■ Goal ■
Could every line of the data be printed exactly as it reads?

■ Source material ■
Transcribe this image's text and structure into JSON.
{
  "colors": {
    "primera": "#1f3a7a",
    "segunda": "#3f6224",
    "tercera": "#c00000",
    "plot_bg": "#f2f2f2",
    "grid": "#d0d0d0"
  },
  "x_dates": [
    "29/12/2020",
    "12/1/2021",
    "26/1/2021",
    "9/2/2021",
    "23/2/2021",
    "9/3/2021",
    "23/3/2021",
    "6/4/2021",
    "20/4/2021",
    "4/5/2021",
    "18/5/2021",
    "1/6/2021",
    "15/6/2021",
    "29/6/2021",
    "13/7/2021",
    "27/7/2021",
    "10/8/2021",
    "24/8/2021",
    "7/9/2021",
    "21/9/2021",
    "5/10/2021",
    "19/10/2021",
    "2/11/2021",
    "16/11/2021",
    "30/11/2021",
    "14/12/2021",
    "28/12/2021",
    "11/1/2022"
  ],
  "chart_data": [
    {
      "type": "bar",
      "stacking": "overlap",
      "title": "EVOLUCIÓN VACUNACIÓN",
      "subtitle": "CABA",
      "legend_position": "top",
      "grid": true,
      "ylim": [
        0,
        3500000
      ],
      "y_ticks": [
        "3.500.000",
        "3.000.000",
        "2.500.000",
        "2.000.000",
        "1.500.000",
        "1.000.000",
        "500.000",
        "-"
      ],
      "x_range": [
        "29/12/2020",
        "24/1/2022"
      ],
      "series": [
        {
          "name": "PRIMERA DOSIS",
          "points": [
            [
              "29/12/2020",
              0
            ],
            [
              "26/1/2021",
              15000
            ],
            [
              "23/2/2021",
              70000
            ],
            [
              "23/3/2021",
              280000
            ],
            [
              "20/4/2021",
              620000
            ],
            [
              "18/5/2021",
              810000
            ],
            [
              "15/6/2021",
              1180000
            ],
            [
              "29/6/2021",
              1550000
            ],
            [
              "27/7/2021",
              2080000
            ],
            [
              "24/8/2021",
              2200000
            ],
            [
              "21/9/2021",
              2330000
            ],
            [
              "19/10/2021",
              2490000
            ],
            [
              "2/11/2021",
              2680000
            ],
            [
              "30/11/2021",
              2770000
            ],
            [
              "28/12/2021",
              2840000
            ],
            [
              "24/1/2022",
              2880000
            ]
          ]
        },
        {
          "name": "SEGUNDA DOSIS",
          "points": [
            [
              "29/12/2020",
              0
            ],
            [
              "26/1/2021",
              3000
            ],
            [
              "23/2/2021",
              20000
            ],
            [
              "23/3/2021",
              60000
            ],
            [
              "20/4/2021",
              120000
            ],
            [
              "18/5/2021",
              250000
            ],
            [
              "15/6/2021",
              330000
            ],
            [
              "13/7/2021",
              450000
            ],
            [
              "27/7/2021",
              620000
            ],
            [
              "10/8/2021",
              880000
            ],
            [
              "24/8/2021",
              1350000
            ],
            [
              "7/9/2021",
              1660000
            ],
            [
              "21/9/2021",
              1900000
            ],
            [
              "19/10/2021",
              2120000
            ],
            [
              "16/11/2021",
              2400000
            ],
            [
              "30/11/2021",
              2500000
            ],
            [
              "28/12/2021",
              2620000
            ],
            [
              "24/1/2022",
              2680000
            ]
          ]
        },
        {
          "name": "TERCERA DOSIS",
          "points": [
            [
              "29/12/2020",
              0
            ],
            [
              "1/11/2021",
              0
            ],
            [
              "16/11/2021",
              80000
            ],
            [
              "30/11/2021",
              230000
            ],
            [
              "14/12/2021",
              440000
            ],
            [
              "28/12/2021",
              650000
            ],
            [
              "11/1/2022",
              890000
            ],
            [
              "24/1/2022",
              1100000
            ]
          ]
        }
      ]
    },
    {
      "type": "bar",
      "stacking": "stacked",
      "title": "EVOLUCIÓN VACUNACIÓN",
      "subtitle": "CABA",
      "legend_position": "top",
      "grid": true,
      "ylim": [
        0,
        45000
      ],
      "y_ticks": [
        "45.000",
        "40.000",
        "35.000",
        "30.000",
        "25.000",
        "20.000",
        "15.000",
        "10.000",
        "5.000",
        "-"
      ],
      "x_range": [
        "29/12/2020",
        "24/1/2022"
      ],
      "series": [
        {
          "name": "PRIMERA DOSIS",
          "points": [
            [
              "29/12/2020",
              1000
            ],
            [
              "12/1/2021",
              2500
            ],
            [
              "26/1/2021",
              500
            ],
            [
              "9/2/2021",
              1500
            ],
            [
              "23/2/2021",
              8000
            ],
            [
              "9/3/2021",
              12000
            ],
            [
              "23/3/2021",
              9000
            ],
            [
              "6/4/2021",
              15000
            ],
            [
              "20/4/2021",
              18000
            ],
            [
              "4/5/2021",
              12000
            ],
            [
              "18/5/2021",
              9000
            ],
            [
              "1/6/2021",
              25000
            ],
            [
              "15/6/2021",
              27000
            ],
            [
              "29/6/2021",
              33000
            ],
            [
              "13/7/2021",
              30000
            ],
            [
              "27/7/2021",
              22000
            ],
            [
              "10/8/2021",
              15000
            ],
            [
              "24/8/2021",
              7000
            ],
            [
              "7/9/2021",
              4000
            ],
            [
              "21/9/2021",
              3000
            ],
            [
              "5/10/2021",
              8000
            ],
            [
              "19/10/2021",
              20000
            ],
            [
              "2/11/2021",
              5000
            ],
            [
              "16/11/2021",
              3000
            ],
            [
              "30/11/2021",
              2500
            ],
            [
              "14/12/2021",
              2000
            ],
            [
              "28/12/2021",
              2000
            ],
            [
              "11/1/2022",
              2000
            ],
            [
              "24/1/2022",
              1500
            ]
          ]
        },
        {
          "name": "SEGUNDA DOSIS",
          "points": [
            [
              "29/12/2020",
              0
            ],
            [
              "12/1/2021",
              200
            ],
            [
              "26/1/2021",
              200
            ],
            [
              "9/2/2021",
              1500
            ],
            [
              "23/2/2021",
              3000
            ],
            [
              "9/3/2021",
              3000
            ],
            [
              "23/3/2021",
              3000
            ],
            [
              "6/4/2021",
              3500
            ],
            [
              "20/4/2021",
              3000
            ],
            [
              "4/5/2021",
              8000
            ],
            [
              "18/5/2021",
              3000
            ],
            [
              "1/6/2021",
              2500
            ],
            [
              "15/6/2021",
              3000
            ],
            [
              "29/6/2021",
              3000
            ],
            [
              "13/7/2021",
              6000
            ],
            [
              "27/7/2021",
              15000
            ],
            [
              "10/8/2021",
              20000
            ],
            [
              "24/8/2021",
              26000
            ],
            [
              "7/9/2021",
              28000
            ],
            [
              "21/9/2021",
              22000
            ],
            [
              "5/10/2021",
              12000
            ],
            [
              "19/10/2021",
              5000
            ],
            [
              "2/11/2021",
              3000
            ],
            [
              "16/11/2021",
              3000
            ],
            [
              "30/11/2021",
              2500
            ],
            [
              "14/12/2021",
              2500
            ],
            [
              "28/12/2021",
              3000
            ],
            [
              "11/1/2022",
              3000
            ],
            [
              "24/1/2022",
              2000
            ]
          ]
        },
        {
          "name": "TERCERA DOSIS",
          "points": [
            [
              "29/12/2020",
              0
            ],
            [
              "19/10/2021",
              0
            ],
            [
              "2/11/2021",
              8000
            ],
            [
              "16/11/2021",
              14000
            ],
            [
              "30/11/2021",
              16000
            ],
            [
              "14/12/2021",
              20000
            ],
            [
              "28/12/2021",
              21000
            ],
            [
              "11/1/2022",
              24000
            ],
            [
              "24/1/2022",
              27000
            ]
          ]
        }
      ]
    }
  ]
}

■ Exercise output ■
Transcribe this image's text and structure into JSON.
{
  "colors": {
    "primera": "#1f3a7a",
    "segunda": "#3f6224",
    "tercera": "#c00000",
    "plot_bg": "#f2f2f2",
    "grid": "#d0d0d0"
  },
  "x_dates": [
    "29/12/2020",
    "12/1/2021",
    "26/1/2021",
    "9/2/2021",
    "23/2/2021",
    "9/3/2021",
    "23/3/2021",
    "6/4/2021",
    "20/4/2021",
    "4/5/2021",
    "18/5/2021",
    "1/6/2021",
    "15/6/2021",
    "29/6/2021",
    "13/7/2021",
    "27/7/2021",
    "10/8/2021",
    "24/8/2021",
    "7/9/2021",
    "21/9/2021",
    "5/10/2021",
    "19/10/2021",
    "2/11/2021",
    "16/11/2021",
    "30/11/2021",
    "14/12/2021",
    "28/12/2021",
    "11/1/2022"
  ],
  "chart_data": [
    {
      "type": "bar",
      "stacking": "overlap",
      "title": "EVOLUCIÓN VACUNACIÓN",
      "subtitle": "CABA",
      "legend_position": "top",
      "grid": true,
      "ylim": [
        0,
        3500000
      ],
      "y_ticks": [
        "3.500.000",
        "3.000.000",
        "2.500.000",
        "2.000.000",
        "1.500.000",
        "1.000.000",
        "500.000",
        "-"
      ],
      "x_range": [
        "29/12/2020",
        "24/1/2022"
      ],
      "series": [
        {
          "name": "PRIMERA DOSIS",
          "points": [
            [
              "29/12/2020",
              0
            ],
            [
              "26/1/2021",
              15000
            ],
            [
              "23/2/2021",
              70000
            ],
            [
              "23/3/2021",
              280000
            ],
            [
              "20/4/2021",
              620000
            ],
            [
              "18/5/2021",
              810000
            ],
            [
              "15/6/2021",
              1180000
            ],
            [
              "29/6/2021",
              1550000
            ],
            [
              "27/7/2021",
              2080000
            ],
            [
              "24/8/2021",
              2200000
            ],
            [
              "21/9/2021",
              2330000
            ],
            [
              "19/10/2021",
              2490000
            ],
            [
              "2/11/2021",
              2680000
            ],
            [
              "30/11/2021",
              2770000
            ],
            [
              "28/12/2021",
              2840000
            ],
            [
              "24/1/2022",
              2880000
            ]
          ]
        },
        {
          "name": "SEGUNDA DOSIS",
          "points": [
            [
              "29/12/2020",
              0
            ],
            [
              "26/1/2021",
              3000
            ],
            [
              "23/2/2021",
              20000
            ],
            [
              "23/3/2021",
              60000
            ],
            [
              "20/4/2021",
              120000
            ],
            [
              "18/5/2021",
              250000
            ],
            [
              "15/6/2021",
              330000
            ],
            [
              "13/7/2021",
              450000
            ],
            [
              "27/7/2021",
              620000
            ],
            [
              "10/8/2021",
              880000
            ],
            [
              "24/8/2021",
              1350000
            ],
            [
              "7/9/2021",
              1660000
            ],
            [
              "21/9/2021",
              1900000
            ],
            [
              "19/10/2021",
              2120000
            ],
            [
              "16/11/2021",
              2400000
            ],
            [
              "30/11/2021",
              2500000
            ],
            [
              "28/12/2021",
              2620000
            ],
            [
              "24/1/2022",
              2680000
            ]
          ]
        },
        {
          "name": "TERCERA DOSIS",
          "points": [
            [
              "29/12/2020",
              0
            ],
            [
              "1/11/2021",
              0
            ],
            [
              "16/11/2021",
              80000
            ],
            [
              "30/11/2021",
              230000
            ],
            [
              "14/12/2021",
              440000
            ],
            [
              "28/12/2021",
              650000
            ],
            [
              "11/1/2022",
              890000
            ],
            [
              "24/1/2022",
              1100000
            ]
          ]
        }
      ]
    },
    {
      "type": "bar",
      "stacking": "stacked",
      "title": "EVOLUCIÓN VACUNACIÓN",
      "subtitle": "CABA",
      "legend_position": "top",
      "grid": true,
      "ylim": [
        0,
        45000
      ],
      "y_ticks": [
        "45.000",
        "40.000",
        "35.000",
        "30.000",
        "25.000",
        "20.000",
        "15.000",
        "10.000",
        "5.000",
        "-"
      ],
      "x_range": [
        "29/12/2020",
        "24/1/2022"
      ],
      "series": [
        {
          "name": "PRIMERA DOSIS",
          "points": [
            [
              "29/12/2020",
              1000
            ],
            [
              "12/1/2021",
              2500
            ],
            [
              "26/1/2021",
              500
            ],
            [
              "9/2/2021",
              1500
            ],
            [
              "23/2/2021",
              8000
            ],
            [
              "9/3/2021",
              12000
            ],
            [
              "23/3/2021",
              9000
            ],
            [
              "6/4/2021",
              15000
            ],
            [
              "20/4/2021",
              18000
            ],
            [
              "4/5/2021",
              12000
            ],
            [
              "18/5/2021",
              9000
            ],
            [
              "1/6/2021",
              25000
            ],
            [
              "15/6/2021",
              27000
            ],
            [
              "29/6/2021",
              33000
            ],
            [
              "13/7/2021",
              30000
            ],
            [
              "27/7/2021",
              22000
            ],
            [
              "10/8/2021",
              15000
            ],
            [
              "24/8/2021",
              7000
            ],
            [
              "7/9/2021",
              4000
            ],
            [
              "21/9/2021",
              3000
            ],
            [
              "5/10/2021",
              8000
            ],
            [
              "19/10/2021",
              20000
            ],
            [
              "2/11/2021",
              5000
            ],
            [
              "16/11/2021",
              3000
            ],
            [
              "30/11/2021",
              2500
            ],
            [
              "14/12/2021",
              2000
            ],
            [
              "28/12/2021",
              2000
            ],
            [
              "11/1/2022",
              2000
            ],
            [
              "24/1/2022",
              1500
            ]
          ]
        },
        {
          "name": "SEGUNDA DOSIS",
          "points": [
            [
              "29/12/2020",
              0
            ],
            [
              "12/1/2021",
              200
            ],
            [
              "26/1/2021",
              200
            ],
            [
              "9/2/2021",
              1500
            ],
            [
              "23/2/2021",
              3000
            ],
            [
              "9/3/2021",
              3000
            ],
            [
              "23/3/2021",
              3000
            ],
            [
              "6/4/2021",
              3500
            ],
            [
              "20/4/2021",
              3000
            ],
            [
              "4/5/2021",
              8000
            ],
            [
              "18/5/2021",
              3000
            ],
            [
              "1/6/2021",
              2500
            ],
            [
              "15/6/2021",
              3000
            ],
            [
              "29/6/2021",
              3000
            ],
            [
              "13/7/2021",
              6000
            ],
            [
              "27/7/2021",
              15000
            ],
            [
              "10/8/2021",
              20000
            ],
            [
              "24/8/2021",
              26000
            ],
            [
              "7/9/2021",
              28000
            ],
            [
              "21/9/2021",
              22000
            ],
            [
              "5/10/2021",
              12000
            ],
            [
              "19/10/2021",
              5000
            ],
            [
              "2/11/2021",
              3000
            ],
            [
              "16/11/2021",
              3000
            ],
            [
              "30/11/2021",
              2500
            ],
            [
              "14/12/2021",
              2500
            ],
            [
              "28/12/2021",
              3000
            ],
            [
              "11/1/2022",
              3000
            ],
            [
              "24/1/2022",
              2000
            ]
          ]
        },
        {
          "name": "TERCERA DOSIS",
          "points": [
            [
              "29/12/2020",
              0
            ],
            [
              "19/10/2021",
              0
            ],
            [
              "2/11/2021",
              8000
            ],
            [
              "16/11/2021",
              14000
            ],
            [
              "30/11/2021",
              16000
            ],
            [
              "14/12/2021",
              20000
            ],
            [
              "28/12/2021",
              21000
            ],
            [
              "11/1/2022",
              24000
            ],
            [
              "24/1/2022",
              27000
            ]
          ]
        }
      ]
    }
  ]
}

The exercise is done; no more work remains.